The character of a corrupt, sexually insatiable Duke is largely indebted to Mozart’s “Don Giovanni,” which was only 60 years old when Verdi wrote “Rigoletto,” about as old to him and his audiences as Stravinsky’s “The Rake’s Progress” is to ours. Indeed, the background music in the opening scene of the court, teeming with courtiers and their busyness, is reminiscent of the famous minuet Mozart wrote for his masterpiece. But there are crucial differences as well. As morally bankrupt as Mozart’s Don was – after all, the opera opens with him killing the elderly father of a woman he has seduced and ends with him being swallowed up into the mouths of Hell – he was basically a lover of women. Verdi’s Duke hates women, seeing them only as a momentary portal to his personal pleasure and then as something to be discarded. We have moved from the old world to the new, and we’re still struggling with the moral landscape Verdi and his peers created. Except today, women fight back. (But so did Donna Anna, if not the hapless Gilda.)

But enough of this! What a bad critic I am, ruminating on ethics and changing mores, not to mention production values, recapitulating a plot you can find at the flick of a finger on Wikipedia. What you want to know is how the singers were. And you would be right. If Gilda cannot hit the high notes what does it matter that her innocence be betrayed?

As Gilda, Nadine Sierra was as good a Gilda as you can hear today on the opera stage. Young – she is only 25 – beautiful and blessed with a gorgeous, silvery soprano that is perfect for the role, she was perfect for the role. Her beautiful singing brought out the essential bel canto quality of the role as Verdi, looking back at the same time he was looking forward, wrote it. Sierra negotiated her high notes with ease and moved through the different vocal registers effortlessly. In “Caro nome,” her moment in the spotlight, she made time stop in a descending run of notes, each etched in silver.

--- Tasks for this exercise ---
A. Please copy out the Rigoletto review above word for word.
B. Set down the dataset rows exactly, starting with the first row and going on through the line with "Text: CH₃: CH₃ (115, 245, 129, 254)".

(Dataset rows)
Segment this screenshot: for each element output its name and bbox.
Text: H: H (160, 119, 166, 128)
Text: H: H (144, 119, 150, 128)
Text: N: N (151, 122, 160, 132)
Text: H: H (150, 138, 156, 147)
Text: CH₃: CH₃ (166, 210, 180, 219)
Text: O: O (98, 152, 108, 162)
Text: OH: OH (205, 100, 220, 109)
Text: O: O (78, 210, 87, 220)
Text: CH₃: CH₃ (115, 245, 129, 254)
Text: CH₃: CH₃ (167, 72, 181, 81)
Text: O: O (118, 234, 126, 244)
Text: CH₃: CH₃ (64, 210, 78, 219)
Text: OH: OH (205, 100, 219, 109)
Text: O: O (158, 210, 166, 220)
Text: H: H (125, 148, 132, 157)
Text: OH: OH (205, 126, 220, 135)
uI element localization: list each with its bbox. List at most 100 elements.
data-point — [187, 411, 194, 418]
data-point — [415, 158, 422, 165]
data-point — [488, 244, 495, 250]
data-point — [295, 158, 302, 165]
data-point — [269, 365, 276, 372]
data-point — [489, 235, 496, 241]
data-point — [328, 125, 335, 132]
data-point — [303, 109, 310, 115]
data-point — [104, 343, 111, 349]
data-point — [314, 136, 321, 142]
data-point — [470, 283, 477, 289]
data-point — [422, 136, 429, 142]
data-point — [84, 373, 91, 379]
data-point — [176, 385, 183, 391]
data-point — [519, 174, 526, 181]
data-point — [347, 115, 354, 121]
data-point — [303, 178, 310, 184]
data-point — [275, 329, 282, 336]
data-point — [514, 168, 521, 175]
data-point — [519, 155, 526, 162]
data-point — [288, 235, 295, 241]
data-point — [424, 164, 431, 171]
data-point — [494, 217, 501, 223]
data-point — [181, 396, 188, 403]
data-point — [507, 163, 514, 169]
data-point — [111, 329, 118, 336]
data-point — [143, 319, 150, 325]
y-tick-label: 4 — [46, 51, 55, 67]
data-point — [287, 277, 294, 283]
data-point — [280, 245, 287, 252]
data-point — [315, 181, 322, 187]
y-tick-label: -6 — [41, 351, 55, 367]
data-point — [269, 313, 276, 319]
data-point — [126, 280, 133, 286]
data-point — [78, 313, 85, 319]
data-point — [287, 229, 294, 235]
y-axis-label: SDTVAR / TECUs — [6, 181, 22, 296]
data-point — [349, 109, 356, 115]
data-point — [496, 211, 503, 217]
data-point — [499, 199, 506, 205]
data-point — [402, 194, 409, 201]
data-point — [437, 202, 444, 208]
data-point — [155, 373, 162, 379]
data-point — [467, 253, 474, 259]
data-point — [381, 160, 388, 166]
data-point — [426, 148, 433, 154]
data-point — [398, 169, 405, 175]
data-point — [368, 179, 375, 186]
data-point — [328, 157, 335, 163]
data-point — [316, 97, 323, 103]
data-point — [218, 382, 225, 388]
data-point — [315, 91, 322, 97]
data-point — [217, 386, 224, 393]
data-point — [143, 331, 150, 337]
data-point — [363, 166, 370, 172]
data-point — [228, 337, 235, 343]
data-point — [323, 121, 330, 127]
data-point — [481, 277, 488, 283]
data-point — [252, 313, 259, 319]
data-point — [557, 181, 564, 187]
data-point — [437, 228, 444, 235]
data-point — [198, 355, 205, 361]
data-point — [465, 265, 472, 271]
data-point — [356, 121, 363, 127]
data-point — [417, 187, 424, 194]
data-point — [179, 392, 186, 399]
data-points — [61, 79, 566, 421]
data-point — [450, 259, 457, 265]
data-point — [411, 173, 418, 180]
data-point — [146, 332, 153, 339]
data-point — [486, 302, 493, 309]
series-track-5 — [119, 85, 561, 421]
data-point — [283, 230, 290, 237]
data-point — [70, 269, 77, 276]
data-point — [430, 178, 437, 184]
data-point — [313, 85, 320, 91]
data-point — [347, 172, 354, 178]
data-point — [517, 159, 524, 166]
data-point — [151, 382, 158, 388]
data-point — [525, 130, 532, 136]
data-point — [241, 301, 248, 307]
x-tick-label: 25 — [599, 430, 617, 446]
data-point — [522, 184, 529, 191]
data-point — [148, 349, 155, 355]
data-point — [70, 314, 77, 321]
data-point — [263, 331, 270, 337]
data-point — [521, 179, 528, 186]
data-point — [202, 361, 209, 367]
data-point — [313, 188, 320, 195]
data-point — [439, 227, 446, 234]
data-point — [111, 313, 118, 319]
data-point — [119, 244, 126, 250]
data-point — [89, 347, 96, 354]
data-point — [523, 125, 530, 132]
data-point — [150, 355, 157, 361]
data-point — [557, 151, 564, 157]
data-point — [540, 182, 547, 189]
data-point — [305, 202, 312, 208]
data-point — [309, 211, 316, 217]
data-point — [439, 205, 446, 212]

--- Written answers ---
A.
The character of a corrupt, sexually insatiable Duke is largely indebted to Mozart’s “Don Giovanni,” which was only 60 years old when Verdi wrote “Rigoletto,” about as old to him and his audiences as Stravinsky’s “The Rake’s Progress” is to ours. Indeed, the background music in the opening scene of the court, teeming with courtiers and their busyness, is reminiscent of the famous minuet Mozart wrote for his masterpiece. But there are crucial differences as well. As morally bankrupt as Mozart’s Don was – after all, the opera opens with him killing the elderly father of a woman he has seduced and ends with him being swallowed up into the mouths of Hell – he was basically a lover of women. Verdi’s Duke hates women, seeing them only as a momentary portal to his personal pleasure and then as something to be discarded. We have moved from the old world to the new, and we’re still struggling with the moral landscape Verdi and his peers created. Except today, women fight back. (But so did Donna Anna, if not the hapless Gilda.)

But enough of this! What a bad critic I am, ruminating on ethics and changing mores, not to mention production values, recapitulating a plot you can find at the flick of a finger on Wikipedia. What you want to know is how the singers were. And you would be right. If Gilda cannot hit the high notes what does it matter that her innocence be betrayed?

As Gilda, Nadine Sierra was as good a Gilda as you can hear today on the opera stage. Young – she is only 25 – beautiful and blessed with a gorgeous, silvery soprano that is perfect for the role, she was perfect for the role. Her beautiful singing brought out the essential bel canto quality of the role as Verdi, looking back at the same time he was looking forward, wrote it. Sierra negotiated her high notes with ease and moved through the different vocal registers effortlessly. In “Caro nome,” her moment in the spotlight, she made time stop in a descending run of notes, each etched in silver.

B.
Segment this screenshot: for each element output its name and bbox.
Text: H: H (160, 119, 166, 128)
Text: H: H (144, 119, 150, 128)
Text: N: N (151, 122, 160, 132)
Text: H: H (150, 138, 156, 147)
Text: CH₃: CH₃ (166, 210, 180, 219)
Text: O: O (98, 152, 108, 162)
Text: OH: OH (205, 100, 220, 109)
Text: O: O (78, 210, 87, 220)
Text: CH₃: CH₃ (115, 245, 129, 254)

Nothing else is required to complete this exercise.